Work out how many lines in the entries below include the word "online". Give nothing but the number.

§

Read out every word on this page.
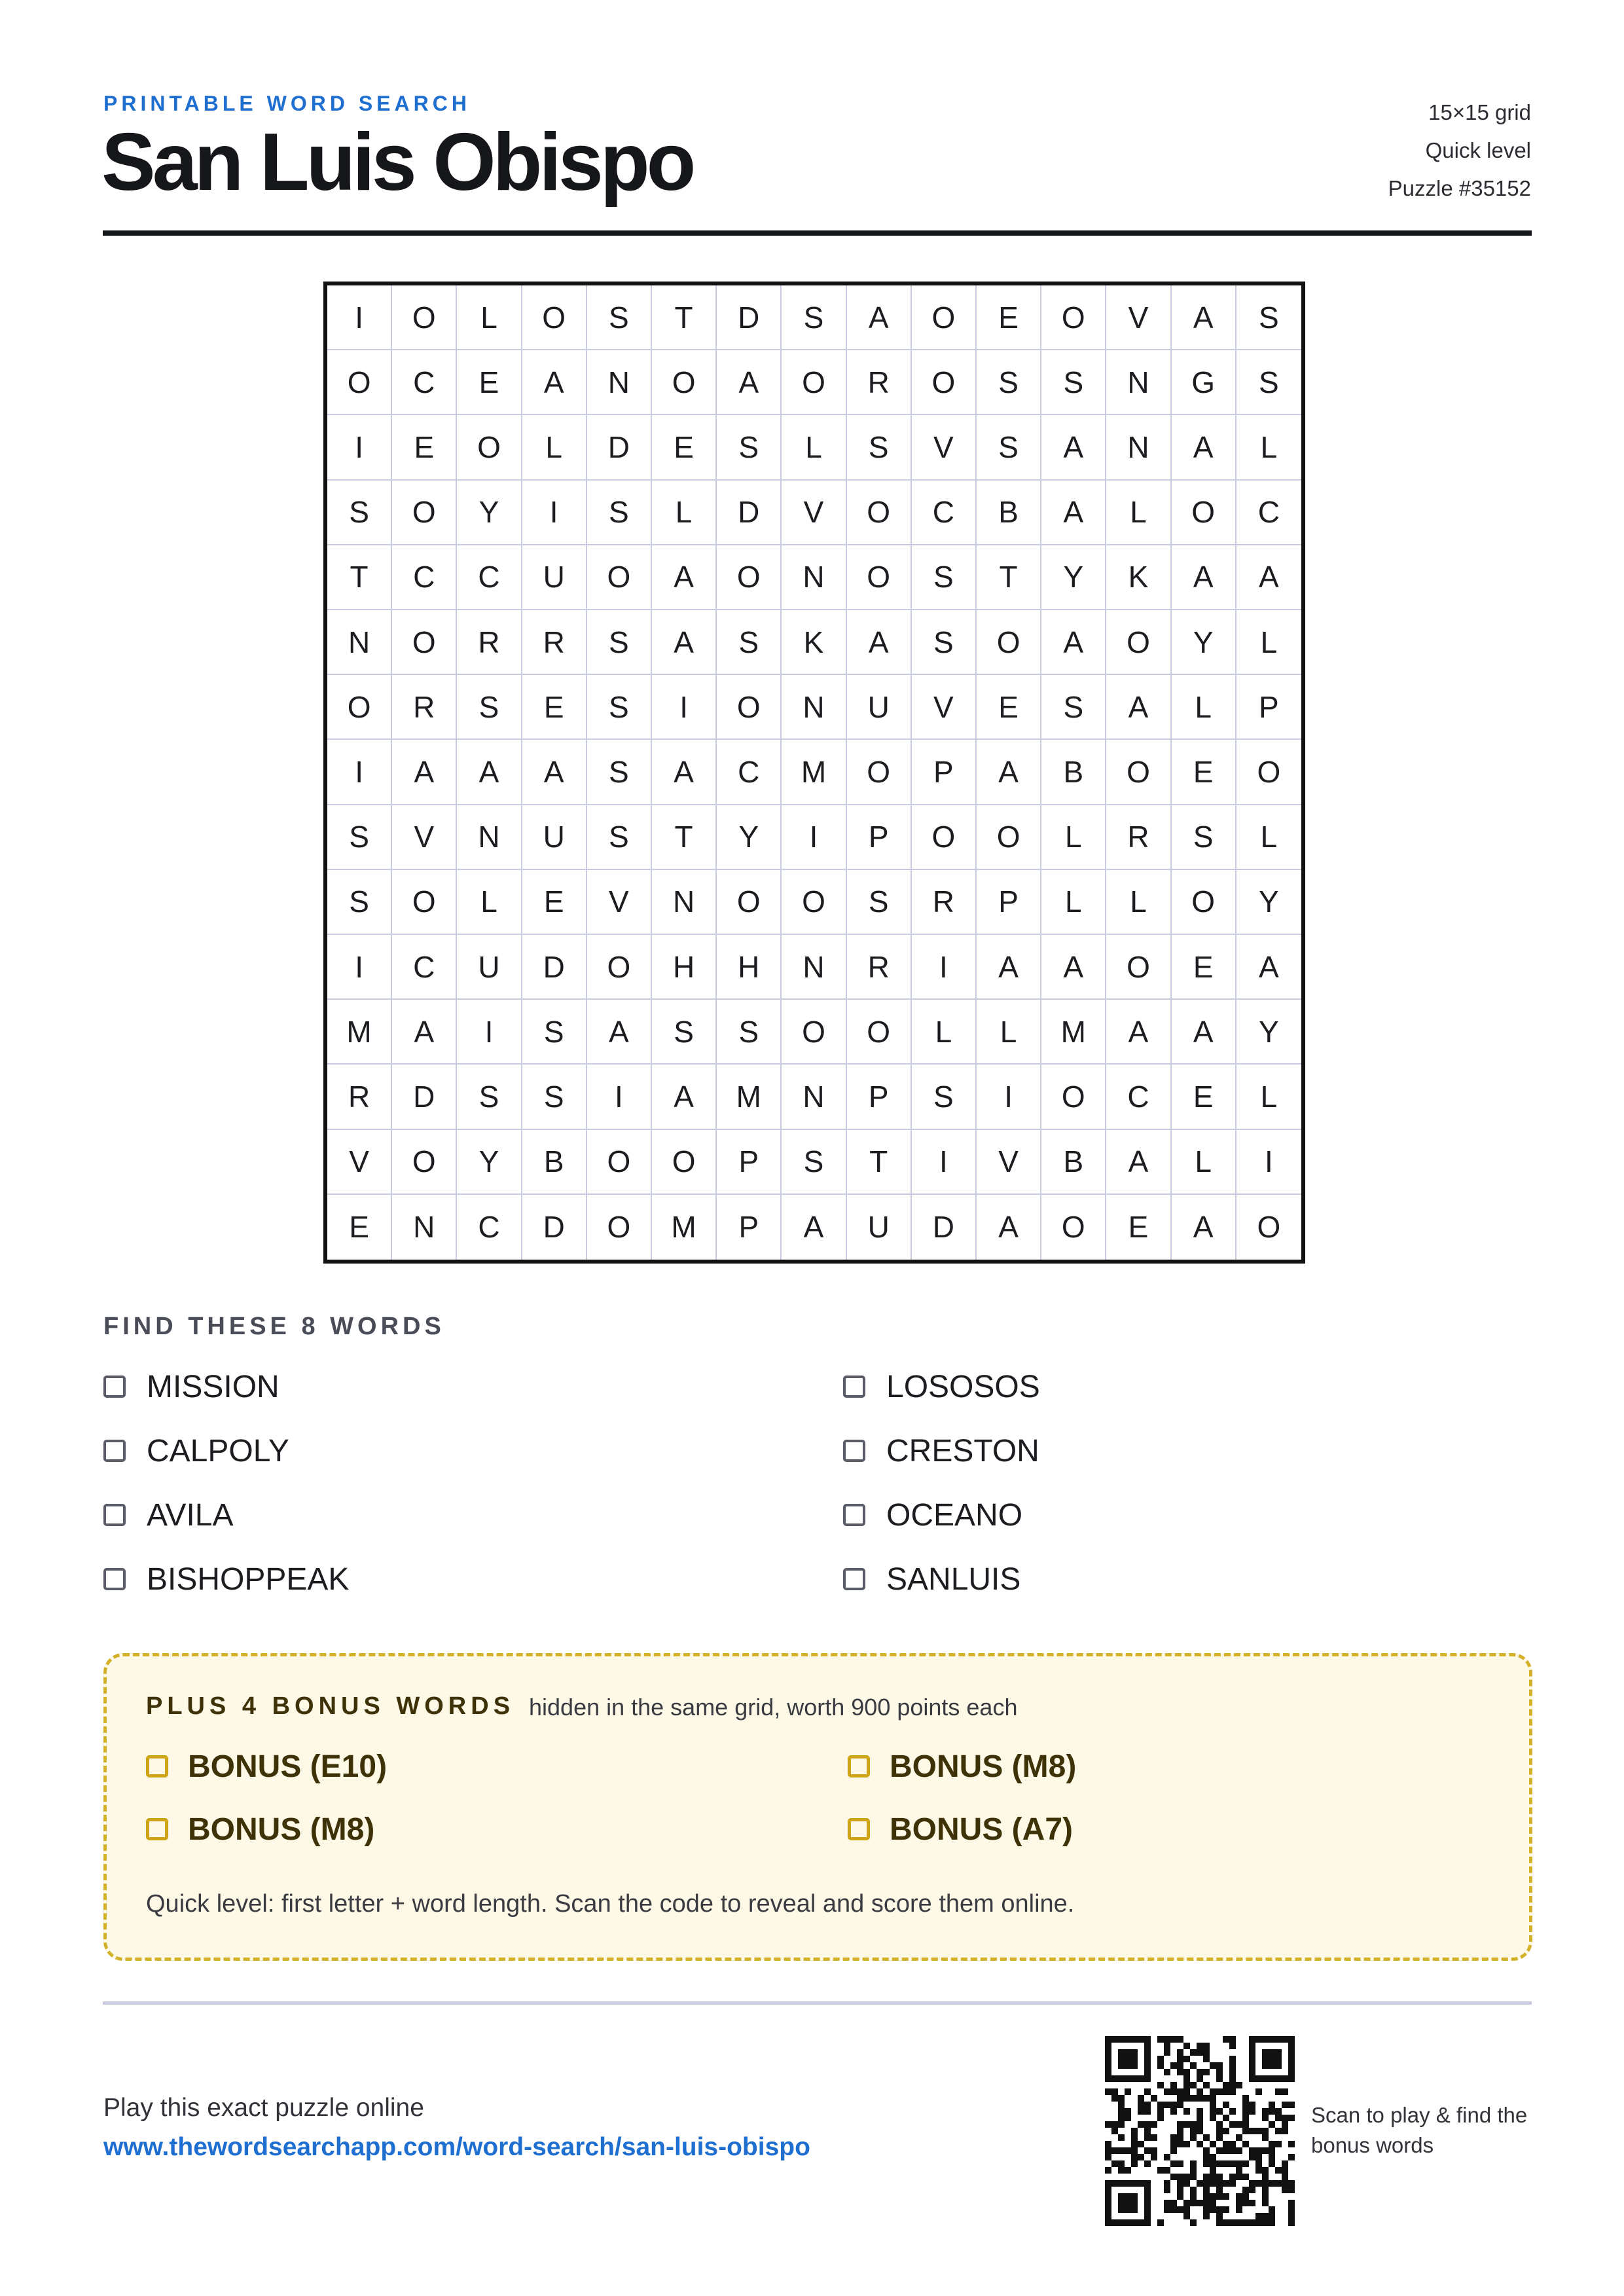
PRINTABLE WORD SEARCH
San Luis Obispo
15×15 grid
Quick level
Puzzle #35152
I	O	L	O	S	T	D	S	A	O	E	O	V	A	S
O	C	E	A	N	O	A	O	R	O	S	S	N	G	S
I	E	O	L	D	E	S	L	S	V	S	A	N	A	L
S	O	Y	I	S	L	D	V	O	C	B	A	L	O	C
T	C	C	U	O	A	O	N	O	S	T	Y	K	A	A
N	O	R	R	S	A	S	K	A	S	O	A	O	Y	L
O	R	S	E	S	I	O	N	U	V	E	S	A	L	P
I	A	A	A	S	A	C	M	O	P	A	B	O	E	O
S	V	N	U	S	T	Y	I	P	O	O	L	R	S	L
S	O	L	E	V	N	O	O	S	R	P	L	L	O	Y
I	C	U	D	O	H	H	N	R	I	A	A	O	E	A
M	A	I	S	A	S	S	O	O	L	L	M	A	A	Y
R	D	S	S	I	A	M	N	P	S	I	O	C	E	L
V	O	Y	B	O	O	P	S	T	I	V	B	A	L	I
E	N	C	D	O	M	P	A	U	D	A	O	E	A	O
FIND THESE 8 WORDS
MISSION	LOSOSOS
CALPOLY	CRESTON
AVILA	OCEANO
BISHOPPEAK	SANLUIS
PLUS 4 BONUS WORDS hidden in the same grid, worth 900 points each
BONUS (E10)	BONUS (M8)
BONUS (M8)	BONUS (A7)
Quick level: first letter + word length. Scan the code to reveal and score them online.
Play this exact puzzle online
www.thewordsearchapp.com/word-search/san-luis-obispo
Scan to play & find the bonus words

§

Reply: 2